____ Recorded data
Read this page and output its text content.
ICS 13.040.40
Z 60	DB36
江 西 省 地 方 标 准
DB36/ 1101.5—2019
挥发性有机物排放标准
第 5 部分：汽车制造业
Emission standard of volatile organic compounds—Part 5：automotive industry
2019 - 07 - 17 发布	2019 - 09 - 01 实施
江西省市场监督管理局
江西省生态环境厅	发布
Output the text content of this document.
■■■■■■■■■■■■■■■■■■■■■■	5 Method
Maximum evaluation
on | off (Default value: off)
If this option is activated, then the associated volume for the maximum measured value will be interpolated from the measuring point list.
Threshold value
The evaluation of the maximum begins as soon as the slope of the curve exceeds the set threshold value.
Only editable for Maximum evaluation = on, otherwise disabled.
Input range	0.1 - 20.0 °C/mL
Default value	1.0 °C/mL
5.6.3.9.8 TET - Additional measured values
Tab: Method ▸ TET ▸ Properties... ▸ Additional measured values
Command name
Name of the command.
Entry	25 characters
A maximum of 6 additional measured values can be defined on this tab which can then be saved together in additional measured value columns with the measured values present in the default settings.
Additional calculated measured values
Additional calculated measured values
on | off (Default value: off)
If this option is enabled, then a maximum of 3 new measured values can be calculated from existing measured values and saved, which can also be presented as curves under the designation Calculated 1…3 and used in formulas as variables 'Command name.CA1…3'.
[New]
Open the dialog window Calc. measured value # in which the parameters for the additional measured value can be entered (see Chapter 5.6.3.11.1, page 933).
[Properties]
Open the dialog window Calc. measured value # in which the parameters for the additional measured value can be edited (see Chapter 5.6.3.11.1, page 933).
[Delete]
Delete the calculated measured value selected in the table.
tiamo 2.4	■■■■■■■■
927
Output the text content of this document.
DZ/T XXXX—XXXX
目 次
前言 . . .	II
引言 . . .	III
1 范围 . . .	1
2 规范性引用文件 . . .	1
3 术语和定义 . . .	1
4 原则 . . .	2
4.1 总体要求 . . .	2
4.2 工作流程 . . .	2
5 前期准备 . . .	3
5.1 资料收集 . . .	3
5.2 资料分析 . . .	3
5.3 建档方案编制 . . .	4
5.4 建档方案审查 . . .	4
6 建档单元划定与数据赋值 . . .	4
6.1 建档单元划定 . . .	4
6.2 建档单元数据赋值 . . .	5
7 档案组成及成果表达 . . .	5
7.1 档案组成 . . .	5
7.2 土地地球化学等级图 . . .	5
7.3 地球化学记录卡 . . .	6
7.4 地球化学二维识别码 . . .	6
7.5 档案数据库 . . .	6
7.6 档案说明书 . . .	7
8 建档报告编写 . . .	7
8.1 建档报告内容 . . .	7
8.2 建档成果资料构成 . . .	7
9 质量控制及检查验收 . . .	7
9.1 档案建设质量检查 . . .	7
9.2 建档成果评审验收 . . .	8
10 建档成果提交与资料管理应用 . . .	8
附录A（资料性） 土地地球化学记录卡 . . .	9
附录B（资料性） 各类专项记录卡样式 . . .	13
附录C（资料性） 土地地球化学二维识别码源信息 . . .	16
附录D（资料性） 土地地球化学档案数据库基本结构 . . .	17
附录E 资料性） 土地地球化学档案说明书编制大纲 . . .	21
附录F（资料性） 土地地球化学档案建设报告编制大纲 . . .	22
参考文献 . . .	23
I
________
▶ Your goal
Go through the records and copy each line with "Properties" in it.

▶ Solution for this problem
Tab: Method ▸ TET ▸ Properties... ▸ Additional measured values
[Properties]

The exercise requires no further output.